===== ROWS =====
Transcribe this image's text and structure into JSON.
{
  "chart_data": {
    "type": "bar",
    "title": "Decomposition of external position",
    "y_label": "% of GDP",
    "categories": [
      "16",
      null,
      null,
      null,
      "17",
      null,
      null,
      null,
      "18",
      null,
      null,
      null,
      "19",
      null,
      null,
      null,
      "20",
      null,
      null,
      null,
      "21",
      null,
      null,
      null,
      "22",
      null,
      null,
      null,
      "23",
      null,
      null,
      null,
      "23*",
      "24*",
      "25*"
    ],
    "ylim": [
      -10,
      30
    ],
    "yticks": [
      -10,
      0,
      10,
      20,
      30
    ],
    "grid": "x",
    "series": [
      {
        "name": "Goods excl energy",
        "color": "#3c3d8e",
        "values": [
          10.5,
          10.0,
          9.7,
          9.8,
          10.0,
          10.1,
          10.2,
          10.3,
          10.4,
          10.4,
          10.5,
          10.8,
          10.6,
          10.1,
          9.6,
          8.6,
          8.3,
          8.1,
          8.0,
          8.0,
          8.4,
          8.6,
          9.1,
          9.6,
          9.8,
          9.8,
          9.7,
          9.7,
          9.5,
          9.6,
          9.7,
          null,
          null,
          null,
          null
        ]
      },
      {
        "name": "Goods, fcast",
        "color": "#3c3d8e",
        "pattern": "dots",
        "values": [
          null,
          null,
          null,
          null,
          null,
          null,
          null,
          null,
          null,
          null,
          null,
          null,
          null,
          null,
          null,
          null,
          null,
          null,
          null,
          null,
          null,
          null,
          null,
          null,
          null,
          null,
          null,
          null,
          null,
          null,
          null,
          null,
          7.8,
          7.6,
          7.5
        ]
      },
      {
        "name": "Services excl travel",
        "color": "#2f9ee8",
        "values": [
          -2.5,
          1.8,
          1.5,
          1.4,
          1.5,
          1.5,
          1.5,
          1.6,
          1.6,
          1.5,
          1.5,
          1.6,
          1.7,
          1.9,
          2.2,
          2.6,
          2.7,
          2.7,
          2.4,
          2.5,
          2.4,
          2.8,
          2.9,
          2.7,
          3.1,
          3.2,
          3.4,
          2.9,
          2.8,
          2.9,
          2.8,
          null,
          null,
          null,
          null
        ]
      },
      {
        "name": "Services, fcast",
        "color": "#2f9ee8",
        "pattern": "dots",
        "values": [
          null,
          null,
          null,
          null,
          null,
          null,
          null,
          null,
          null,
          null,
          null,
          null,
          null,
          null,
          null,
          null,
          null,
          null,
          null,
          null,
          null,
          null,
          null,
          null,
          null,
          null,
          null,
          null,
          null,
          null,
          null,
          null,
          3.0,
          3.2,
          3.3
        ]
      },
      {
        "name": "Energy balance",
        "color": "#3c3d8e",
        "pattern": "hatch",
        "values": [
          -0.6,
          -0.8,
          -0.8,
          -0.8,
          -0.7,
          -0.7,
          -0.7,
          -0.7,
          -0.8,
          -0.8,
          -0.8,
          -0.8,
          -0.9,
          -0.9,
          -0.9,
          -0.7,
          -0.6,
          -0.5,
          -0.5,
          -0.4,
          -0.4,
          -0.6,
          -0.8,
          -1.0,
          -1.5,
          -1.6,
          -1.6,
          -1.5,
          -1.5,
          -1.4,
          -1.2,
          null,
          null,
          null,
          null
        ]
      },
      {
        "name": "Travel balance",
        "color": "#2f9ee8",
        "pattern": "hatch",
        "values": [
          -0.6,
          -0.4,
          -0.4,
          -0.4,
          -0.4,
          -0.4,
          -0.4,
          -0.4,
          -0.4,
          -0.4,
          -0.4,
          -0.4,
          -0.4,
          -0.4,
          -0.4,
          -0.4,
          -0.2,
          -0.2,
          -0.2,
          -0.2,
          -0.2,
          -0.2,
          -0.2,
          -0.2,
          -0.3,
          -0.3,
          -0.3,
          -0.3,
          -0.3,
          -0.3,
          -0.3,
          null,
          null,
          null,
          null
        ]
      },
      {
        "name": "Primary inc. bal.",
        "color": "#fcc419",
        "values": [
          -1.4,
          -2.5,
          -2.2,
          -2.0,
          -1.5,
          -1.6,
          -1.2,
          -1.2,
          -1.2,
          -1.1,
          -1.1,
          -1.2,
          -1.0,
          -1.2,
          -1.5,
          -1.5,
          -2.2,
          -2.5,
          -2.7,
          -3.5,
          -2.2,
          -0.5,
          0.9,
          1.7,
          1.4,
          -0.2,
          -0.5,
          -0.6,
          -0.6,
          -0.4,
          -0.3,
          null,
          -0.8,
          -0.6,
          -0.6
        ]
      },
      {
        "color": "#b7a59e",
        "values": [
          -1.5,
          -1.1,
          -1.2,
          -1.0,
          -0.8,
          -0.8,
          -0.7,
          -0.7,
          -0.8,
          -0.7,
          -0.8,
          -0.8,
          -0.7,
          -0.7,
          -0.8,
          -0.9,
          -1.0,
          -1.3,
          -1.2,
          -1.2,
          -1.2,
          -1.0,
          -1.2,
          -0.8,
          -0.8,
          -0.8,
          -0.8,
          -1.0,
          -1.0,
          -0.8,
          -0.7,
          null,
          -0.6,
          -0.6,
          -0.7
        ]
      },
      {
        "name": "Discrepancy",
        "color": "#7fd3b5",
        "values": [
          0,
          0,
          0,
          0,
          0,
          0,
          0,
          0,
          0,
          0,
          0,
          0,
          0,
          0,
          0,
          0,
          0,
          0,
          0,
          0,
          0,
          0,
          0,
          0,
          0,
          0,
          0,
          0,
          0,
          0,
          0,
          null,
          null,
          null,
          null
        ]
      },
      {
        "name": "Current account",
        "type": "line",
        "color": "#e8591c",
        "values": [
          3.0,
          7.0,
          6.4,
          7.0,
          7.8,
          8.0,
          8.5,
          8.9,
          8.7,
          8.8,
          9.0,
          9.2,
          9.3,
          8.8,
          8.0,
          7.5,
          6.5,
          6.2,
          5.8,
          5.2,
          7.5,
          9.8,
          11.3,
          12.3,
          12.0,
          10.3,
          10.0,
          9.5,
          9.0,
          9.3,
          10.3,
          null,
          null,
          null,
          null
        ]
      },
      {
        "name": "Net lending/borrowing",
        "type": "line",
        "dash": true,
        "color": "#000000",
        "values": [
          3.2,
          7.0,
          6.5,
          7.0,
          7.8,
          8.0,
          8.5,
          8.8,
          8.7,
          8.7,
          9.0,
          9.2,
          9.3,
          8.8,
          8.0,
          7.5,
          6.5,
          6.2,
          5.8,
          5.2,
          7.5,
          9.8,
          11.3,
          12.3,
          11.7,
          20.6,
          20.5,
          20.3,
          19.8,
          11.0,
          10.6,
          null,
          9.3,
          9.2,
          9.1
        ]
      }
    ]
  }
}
=====
Every entry must be quoted exactly as it appears above.

Transcribe this image's text and structure into JSON.
{
  "chart_data": {
    "type": "bar",
    "title": "Decomposition of external position",
    "y_label": "% of GDP",
    "categories": [
      "16",
      null,
      null,
      null,
      "17",
      null,
      null,
      null,
      "18",
      null,
      null,
      null,
      "19",
      null,
      null,
      null,
      "20",
      null,
      null,
      null,
      "21",
      null,
      null,
      null,
      "22",
      null,
      null,
      null,
      "23",
      null,
      null,
      null,
      "23*",
      "24*",
      "25*"
    ],
    "ylim": [
      -10,
      30
    ],
    "yticks": [
      -10,
      0,
      10,
      20,
      30
    ],
    "grid": "x",
    "series": [
      {
        "name": "Goods excl energy",
        "color": "#3c3d8e",
        "values": [
          10.5,
          10.0,
          9.7,
          9.8,
          10.0,
          10.1,
          10.2,
          10.3,
          10.4,
          10.4,
          10.5,
          10.8,
          10.6,
          10.1,
          9.6,
          8.6,
          8.3,
          8.1,
          8.0,
          8.0,
          8.4,
          8.6,
          9.1,
          9.6,
          9.8,
          9.8,
          9.7,
          9.7,
          9.5,
          9.6,
          9.7,
          null,
          null,
          null,
          null
        ]
      },
      {
        "name": "Goods, fcast",
        "color": "#3c3d8e",
        "pattern": "dots",
        "values": [
          null,
          null,
          null,
          null,
          null,
          null,
          null,
          null,
          null,
          null,
          null,
          null,
          null,
          null,
          null,
          null,
          null,
          null,
          null,
          null,
          null,
          null,
          null,
          null,
          null,
          null,
          null,
          null,
          null,
          null,
          null,
          null,
          7.8,
          7.6,
          7.5
        ]
      },
      {
        "name": "Services excl travel",
        "color": "#2f9ee8",
        "values": [
          -2.5,
          1.8,
          1.5,
          1.4,
          1.5,
          1.5,
          1.5,
          1.6,
          1.6,
          1.5,
          1.5,
          1.6,
          1.7,
          1.9,
          2.2,
          2.6,
          2.7,
          2.7,
          2.4,
          2.5,
          2.4,
          2.8,
          2.9,
          2.7,
          3.1,
          3.2,
          3.4,
          2.9,
          2.8,
          2.9,
          2.8,
          null,
          null,
          null,
          null
        ]
      },
      {
        "name": "Services, fcast",
        "color": "#2f9ee8",
        "pattern": "dots",
        "values": [
          null,
          null,
          null,
          null,
          null,
          null,
          null,
          null,
          null,
          null,
          null,
          null,
          null,
          null,
          null,
          null,
          null,
          null,
          null,
          null,
          null,
          null,
          null,
          null,
          null,
          null,
          null,
          null,
          null,
          null,
          null,
          null,
          3.0,
          3.2,
          3.3
        ]
      },
      {
        "name": "Energy balance",
        "color": "#3c3d8e",
        "pattern": "hatch",
        "values": [
          -0.6,
          -0.8,
          -0.8,
          -0.8,
          -0.7,
          -0.7,
          -0.7,
          -0.7,
          -0.8,
          -0.8,
          -0.8,
          -0.8,
          -0.9,
          -0.9,
          -0.9,
          -0.7,
          -0.6,
          -0.5,
          -0.5,
          -0.4,
          -0.4,
          -0.6,
          -0.8,
          -1.0,
          -1.5,
          -1.6,
          -1.6,
          -1.5,
          -1.5,
          -1.4,
          -1.2,
          null,
          null,
          null,
          null
        ]
      },
      {
        "name": "Travel balance",
        "color": "#2f9ee8",
        "pattern": "hatch",
        "values": [
          -0.6,
          -0.4,
          -0.4,
          -0.4,
          -0.4,
          -0.4,
          -0.4,
          -0.4,
          -0.4,
          -0.4,
          -0.4,
          -0.4,
          -0.4,
          -0.4,
          -0.4,
          -0.4,
          -0.2,
          -0.2,
          -0.2,
          -0.2,
          -0.2,
          -0.2,
          -0.2,
          -0.2,
          -0.3,
          -0.3,
          -0.3,
          -0.3,
          -0.3,
          -0.3,
          -0.3,
          null,
          null,
          null,
          null
        ]
      },
      {
        "name": "Primary inc. bal.",
        "color": "#fcc419",
        "values": [
          -1.4,
          -2.5,
          -2.2,
          -2.0,
          -1.5,
          -1.6,
          -1.2,
          -1.2,
          -1.2,
          -1.1,
          -1.1,
          -1.2,
          -1.0,
          -1.2,
          -1.5,
          -1.5,
          -2.2,
          -2.5,
          -2.7,
          -3.5,
          -2.2,
          -0.5,
          0.9,
          1.7,
          1.4,
          -0.2,
          -0.5,
          -0.6,
          -0.6,
          -0.4,
          -0.3,
          null,
          -0.8,
          -0.6,
          -0.6
        ]
      },
      {
        "color": "#b7a59e",
        "values": [
          -1.5,
          -1.1,
          -1.2,
          -1.0,
          -0.8,
          -0.8,
          -0.7,
          -0.7,
          -0.8,
          -0.7,
          -0.8,
          -0.8,
          -0.7,
          -0.7,
          -0.8,
          -0.9,
          -1.0,
          -1.3,
          -1.2,
          -1.2,
          -1.2,
          -1.0,
          -1.2,
          -0.8,
          -0.8,
          -0.8,
          -0.8,
          -1.0,
          -1.0,
          -0.8,
          -0.7,
          null,
          -0.6,
          -0.6,
          -0.7
        ]
      },
      {
        "name": "Discrepancy",
        "color": "#7fd3b5",
        "values": [
          0,
          0,
          0,
          0,
          0,
          0,
          0,
          0,
          0,
          0,
          0,
          0,
          0,
          0,
          0,
          0,
          0,
          0,
          0,
          0,
          0,
          0,
          0,
          0,
          0,
          0,
          0,
          0,
          0,
          0,
          0,
          null,
          null,
          null,
          null
        ]
      },
      {
        "name": "Current account",
        "type": "line",
        "color": "#e8591c",
        "values": [
          3.0,
          7.0,
          6.4,
          7.0,
          7.8,
          8.0,
          8.5,
          8.9,
          8.7,
          8.8,
          9.0,
          9.2,
          9.3,
          8.8,
          8.0,
          7.5,
          6.5,
          6.2,
          5.8,
          5.2,
          7.5,
          9.8,
          11.3,
          12.3,
          12.0,
          10.3,
          10.0,
          9.5,
          9.0,
          9.3,
          10.3,
          null,
          null,
          null,
          null
        ]
      },
      {
        "name": "Net lending/borrowing",
        "type": "line",
        "dash": true,
        "color": "#000000",
        "values": [
          3.2,
          7.0,
          6.5,
          7.0,
          7.8,
          8.0,
          8.5,
          8.8,
          8.7,
          8.7,
          9.0,
          9.2,
          9.3,
          8.8,
          8.0,
          7.5,
          6.5,
          6.2,
          5.8,
          5.2,
          7.5,
          9.8,
          11.3,
          12.3,
          11.7,
          20.6,
          20.5,
          20.3,
          19.8,
          11.0,
          10.6,
          null,
          9.3,
          9.2,
          9.1
        ]
      }
    ]
  }
}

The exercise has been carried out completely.